-- Yönerge 1 --
Verilen metne göre 4306'da ciddi bir finansal planlama neden vardı?

-- Verilen metin --
ENGİN ALTAY (Devamla) – Ben
Allah’tan korkuyorum ama sen de biraz dikkat et. (CHP sıralarından alkışlar)
Şimdi, teklifin pedagojik
altyapısı olmadığı gibi finansman planlaması ve personel planlaması da hiç yok.
Bakın, 4306’da ciddi bir finansal planlama vardı. Niye vardı? Türkiye
Cumhuriyet Hükûmetinin kanun tasarısıydı, onun için vardı. Şimdi, Bakanın
haberdar olmadığı bir teklifte, elbette, finansal planlama da olmaz. 4306’da
finansman yapısı, kaynak kullanımı ve denetimi dâhil her ayrıntı vardı ama siz
şimdi diyorsunuz ki: “Biz FATİH Projesi yapacağız. Akıllı tahta, tablet
yapacağız ve biz bu işi on beş yıl Kamu İhale Kanunu’na bulaştırmadan
yapacağız. Yapın. Şimdiden…
NURETTİN CANİKLİ (Giresun)
– 2015 yılına kadar.
ENGİN ALTAY (Devamla) – On
beş yıl uzatma şeyi var, gözünü seveyim.
NURETTİN CANİKLİ (Giresun)
– Öyle değil; yok, yok.
ENGİN ALTAY (Devamla) –
Hocam, zamanımı çalıyorsun. Okuyayım mı burada? Yani var.

-- Veri kümesi --
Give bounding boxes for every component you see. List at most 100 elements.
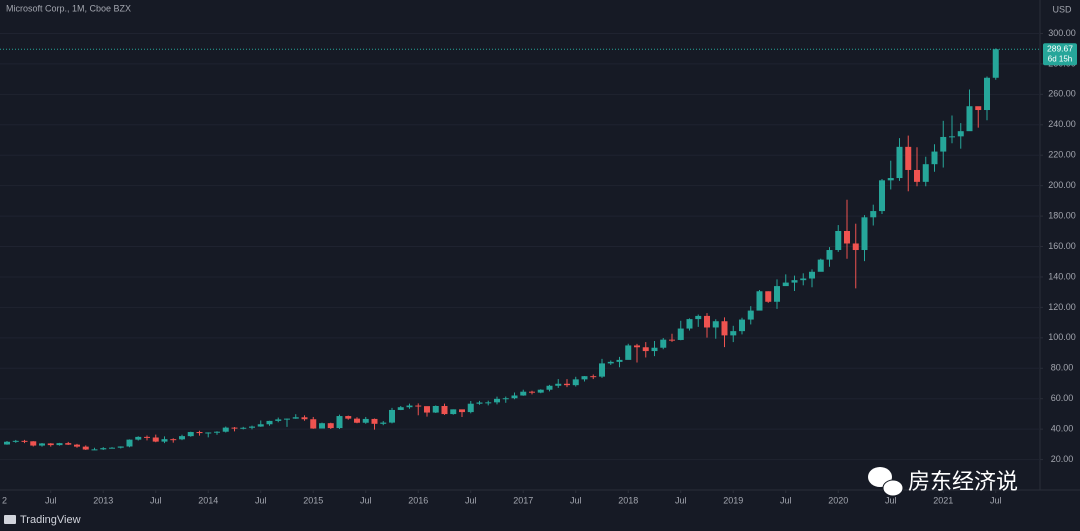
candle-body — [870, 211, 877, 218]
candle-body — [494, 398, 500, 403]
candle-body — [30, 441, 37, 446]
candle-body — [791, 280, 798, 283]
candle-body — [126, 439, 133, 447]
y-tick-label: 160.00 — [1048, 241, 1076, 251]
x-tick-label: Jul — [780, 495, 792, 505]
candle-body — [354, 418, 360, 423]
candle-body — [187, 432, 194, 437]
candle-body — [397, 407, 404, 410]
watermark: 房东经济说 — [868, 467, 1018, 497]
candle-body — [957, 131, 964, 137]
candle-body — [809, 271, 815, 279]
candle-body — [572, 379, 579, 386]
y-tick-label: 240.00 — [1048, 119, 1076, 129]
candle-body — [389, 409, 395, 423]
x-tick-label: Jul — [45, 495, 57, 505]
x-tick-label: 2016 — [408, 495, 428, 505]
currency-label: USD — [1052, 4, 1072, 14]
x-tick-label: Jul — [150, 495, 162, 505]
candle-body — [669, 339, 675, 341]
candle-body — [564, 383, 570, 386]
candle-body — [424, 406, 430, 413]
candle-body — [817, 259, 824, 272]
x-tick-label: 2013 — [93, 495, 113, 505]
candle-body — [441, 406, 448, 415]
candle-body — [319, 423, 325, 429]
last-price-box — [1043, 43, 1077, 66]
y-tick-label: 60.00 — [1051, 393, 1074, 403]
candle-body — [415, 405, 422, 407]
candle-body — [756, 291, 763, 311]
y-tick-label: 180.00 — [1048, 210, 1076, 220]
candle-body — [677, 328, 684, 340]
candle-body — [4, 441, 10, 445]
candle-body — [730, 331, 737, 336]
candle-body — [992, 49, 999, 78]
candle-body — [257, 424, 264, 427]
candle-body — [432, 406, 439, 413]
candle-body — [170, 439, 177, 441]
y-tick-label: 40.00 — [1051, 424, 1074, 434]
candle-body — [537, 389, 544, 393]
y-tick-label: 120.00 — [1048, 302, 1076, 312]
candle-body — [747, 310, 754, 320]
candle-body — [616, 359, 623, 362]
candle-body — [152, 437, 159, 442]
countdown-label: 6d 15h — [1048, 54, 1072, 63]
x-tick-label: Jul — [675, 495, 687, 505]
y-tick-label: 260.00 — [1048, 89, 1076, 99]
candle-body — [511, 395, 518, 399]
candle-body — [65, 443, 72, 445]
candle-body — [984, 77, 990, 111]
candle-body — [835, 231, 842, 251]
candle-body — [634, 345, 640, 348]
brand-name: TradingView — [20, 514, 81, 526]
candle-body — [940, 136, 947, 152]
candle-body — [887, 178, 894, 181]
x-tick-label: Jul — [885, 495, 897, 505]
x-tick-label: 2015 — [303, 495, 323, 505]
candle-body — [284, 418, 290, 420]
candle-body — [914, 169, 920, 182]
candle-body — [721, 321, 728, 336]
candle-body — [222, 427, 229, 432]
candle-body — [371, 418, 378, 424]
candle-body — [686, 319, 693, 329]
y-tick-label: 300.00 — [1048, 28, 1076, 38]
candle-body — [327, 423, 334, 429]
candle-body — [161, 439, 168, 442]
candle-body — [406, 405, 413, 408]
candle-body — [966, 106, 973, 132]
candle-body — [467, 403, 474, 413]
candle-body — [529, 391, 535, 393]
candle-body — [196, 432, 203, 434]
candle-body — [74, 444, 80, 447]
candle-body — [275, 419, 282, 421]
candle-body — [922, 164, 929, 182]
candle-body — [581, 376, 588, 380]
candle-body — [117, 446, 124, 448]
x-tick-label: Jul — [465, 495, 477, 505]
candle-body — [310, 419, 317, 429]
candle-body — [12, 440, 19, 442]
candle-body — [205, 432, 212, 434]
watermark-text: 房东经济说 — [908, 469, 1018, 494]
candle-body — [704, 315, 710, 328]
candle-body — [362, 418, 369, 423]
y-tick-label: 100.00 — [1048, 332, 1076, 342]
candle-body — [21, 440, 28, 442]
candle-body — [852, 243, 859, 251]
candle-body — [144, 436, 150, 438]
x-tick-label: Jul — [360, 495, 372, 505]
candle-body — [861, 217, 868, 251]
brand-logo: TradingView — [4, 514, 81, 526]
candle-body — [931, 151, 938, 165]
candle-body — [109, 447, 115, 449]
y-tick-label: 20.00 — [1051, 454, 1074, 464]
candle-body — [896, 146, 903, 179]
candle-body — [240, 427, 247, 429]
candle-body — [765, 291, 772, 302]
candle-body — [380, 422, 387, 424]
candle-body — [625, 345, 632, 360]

-- Yönerge 2 --
Listede "candle-body — [870, 211, 877, 218]" içeren satırla başlayıp "candle-body — [887, 178, 894, 181]" içeren satırla biten bölümü, "y-tick-label" yerine "y-axis-label" yazarak güncelleyin. Geri kalan her şeyi olduğu gibi bırakın ve yalnızca bu satırları verin.

-- Yanıt 1 --
Türkiye Cumhuriyet Hükûmetinin kanun tasarısı olduğu için vardı.

-- Yanıt 2 --
candle-body — [870, 211, 877, 218]
candle-body — [494, 398, 500, 403]
candle-body — [30, 441, 37, 446]
candle-body — [791, 280, 798, 283]
candle-body — [126, 439, 133, 447]
y-axis-label: 160.00 — [1048, 241, 1076, 251]
x-tick-label: Jul — [780, 495, 792, 505]
candle-body — [354, 418, 360, 423]
candle-body — [187, 432, 194, 437]
candle-body — [397, 407, 404, 410]
watermark: 房东经济说 — [868, 467, 1018, 497]
candle-body — [957, 131, 964, 137]
candle-body — [809, 271, 815, 279]
candle-body — [572, 379, 579, 386]
y-axis-label: 240.00 — [1048, 119, 1076, 129]
candle-body — [389, 409, 395, 423]
x-tick-label: Jul — [45, 495, 57, 505]
x-tick-label: 2016 — [408, 495, 428, 505]
currency-label: USD — [1052, 4, 1072, 14]
x-tick-label: Jul — [150, 495, 162, 505]
candle-body — [669, 339, 675, 341]
candle-body — [564, 383, 570, 386]
candle-body — [424, 406, 430, 413]
candle-body — [817, 259, 824, 272]
x-tick-label: 2013 — [93, 495, 113, 505]
candle-body — [441, 406, 448, 415]
candle-body — [319, 423, 325, 429]
last-price-box — [1043, 43, 1077, 66]
y-axis-label: 60.00 — [1051, 393, 1074, 403]
candle-body — [415, 405, 422, 407]
candle-body — [756, 291, 763, 311]
y-axis-label: 180.00 — [1048, 210, 1076, 220]
candle-body — [677, 328, 684, 340]
candle-body — [4, 441, 10, 445]
candle-body — [730, 331, 737, 336]
candle-body — [992, 49, 999, 78]
candle-body — [257, 424, 264, 427]
candle-body — [432, 406, 439, 413]
candle-body — [170, 439, 177, 441]
y-axis-label: 40.00 — [1051, 424, 1074, 434]
candle-body — [537, 389, 544, 393]
y-axis-label: 120.00 — [1048, 302, 1076, 312]
candle-body — [747, 310, 754, 320]
candle-body — [616, 359, 623, 362]
candle-body — [152, 437, 159, 442]
countdown-label: 6d 15h — [1048, 54, 1072, 63]
x-tick-label: Jul — [675, 495, 687, 505]
y-axis-label: 260.00 — [1048, 89, 1076, 99]
candle-body — [511, 395, 518, 399]
candle-body — [65, 443, 72, 445]
candle-body — [984, 77, 990, 111]
candle-body — [835, 231, 842, 251]
candle-body — [634, 345, 640, 348]
brand-name: TradingView — [20, 514, 81, 526]
candle-body — [940, 136, 947, 152]
candle-body — [887, 178, 894, 181]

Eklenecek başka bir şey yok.